> _Your goal_: Copy out each line of the material in which the word "title" appears.

-*-

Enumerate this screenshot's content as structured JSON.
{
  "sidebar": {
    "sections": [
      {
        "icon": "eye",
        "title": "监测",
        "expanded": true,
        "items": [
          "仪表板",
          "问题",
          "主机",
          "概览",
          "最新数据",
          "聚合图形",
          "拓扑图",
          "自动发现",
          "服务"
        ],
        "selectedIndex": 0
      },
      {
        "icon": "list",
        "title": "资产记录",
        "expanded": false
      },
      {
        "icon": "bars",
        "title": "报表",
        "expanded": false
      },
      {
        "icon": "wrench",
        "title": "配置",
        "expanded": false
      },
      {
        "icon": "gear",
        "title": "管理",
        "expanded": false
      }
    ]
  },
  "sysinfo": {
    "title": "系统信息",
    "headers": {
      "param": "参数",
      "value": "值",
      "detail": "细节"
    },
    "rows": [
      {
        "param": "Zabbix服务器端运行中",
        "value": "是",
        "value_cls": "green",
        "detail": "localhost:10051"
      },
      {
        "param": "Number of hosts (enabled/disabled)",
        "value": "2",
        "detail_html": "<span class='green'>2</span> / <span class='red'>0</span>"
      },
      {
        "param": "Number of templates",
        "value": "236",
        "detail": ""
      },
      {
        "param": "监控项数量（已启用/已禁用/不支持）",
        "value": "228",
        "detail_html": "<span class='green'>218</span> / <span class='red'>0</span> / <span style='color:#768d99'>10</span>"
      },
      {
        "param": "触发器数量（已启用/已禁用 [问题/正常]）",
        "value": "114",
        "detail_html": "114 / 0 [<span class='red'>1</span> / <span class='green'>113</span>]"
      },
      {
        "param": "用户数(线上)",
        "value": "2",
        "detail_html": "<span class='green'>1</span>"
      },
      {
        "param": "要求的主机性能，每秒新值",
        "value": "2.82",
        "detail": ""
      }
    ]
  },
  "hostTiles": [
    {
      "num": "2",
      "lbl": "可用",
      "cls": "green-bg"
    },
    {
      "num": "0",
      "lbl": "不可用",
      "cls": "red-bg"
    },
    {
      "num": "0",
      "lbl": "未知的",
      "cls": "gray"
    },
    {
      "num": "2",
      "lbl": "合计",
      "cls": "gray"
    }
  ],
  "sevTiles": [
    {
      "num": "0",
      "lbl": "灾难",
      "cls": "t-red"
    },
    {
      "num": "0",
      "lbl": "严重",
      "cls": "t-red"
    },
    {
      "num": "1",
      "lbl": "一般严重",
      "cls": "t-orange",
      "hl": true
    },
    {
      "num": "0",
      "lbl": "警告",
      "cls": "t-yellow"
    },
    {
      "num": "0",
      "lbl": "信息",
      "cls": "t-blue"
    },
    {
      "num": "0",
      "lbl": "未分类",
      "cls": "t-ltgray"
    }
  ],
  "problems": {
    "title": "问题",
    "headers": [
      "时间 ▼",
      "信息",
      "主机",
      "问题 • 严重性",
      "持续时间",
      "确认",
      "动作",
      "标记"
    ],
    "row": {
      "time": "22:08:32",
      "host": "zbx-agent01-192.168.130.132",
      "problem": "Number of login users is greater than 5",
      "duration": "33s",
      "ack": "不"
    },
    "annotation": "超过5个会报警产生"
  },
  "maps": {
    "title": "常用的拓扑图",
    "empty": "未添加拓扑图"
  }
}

-*-

> _Completed task_:
        "title": "监测",
        "title": "资产记录",
        "title": "报表",
        "title": "配置",
        "title": "管理",
    "title": "系统信息",
    "title": "问题",
    "title": "常用的拓扑图",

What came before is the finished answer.